(Items from a data source)
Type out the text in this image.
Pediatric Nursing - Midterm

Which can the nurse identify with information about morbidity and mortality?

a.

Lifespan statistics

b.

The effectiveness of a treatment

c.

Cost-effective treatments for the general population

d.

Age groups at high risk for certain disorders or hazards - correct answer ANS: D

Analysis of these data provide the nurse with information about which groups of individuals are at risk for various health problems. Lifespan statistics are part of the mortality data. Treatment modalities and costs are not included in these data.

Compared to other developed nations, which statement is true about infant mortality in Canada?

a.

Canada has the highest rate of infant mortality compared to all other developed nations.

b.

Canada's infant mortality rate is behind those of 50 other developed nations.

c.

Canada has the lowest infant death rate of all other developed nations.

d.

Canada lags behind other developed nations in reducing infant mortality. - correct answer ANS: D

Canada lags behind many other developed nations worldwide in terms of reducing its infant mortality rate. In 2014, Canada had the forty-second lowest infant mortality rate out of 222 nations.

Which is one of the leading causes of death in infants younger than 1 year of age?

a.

Written request: Retype all of the data shown above, word for word.

Exercise solution:
Type out the text in this image.
Pediatric Nursing - Midterm

Which can the nurse identify with information about morbidity and mortality?

a.

Lifespan statistics

b.

The effectiveness of a treatment

c.

Cost-effective treatments for the general population

d.

Age groups at high risk for certain disorders or hazards - correct answer ANS: D

Analysis of these data provide the nurse with information about which groups of individuals are at risk for various health problems. Lifespan statistics are part of the mortality data. Treatment modalities and costs are not included in these data.

Compared to other developed nations, which statement is true about infant mortality in Canada?

a.

Canada has the highest rate of infant mortality compared to all other developed nations.

b.

Canada's infant mortality rate is behind those of 50 other developed nations.

c.

Canada has the lowest infant death rate of all other developed nations.

d.

Canada lags behind other developed nations in reducing infant mortality. - correct answer ANS: D

Canada lags behind many other developed nations worldwide in terms of reducing its infant mortality rate. In 2014, Canada had the forty-second lowest infant mortality rate out of 222 nations.

Which is one of the leading causes of death in infants younger than 1 year of age?

a.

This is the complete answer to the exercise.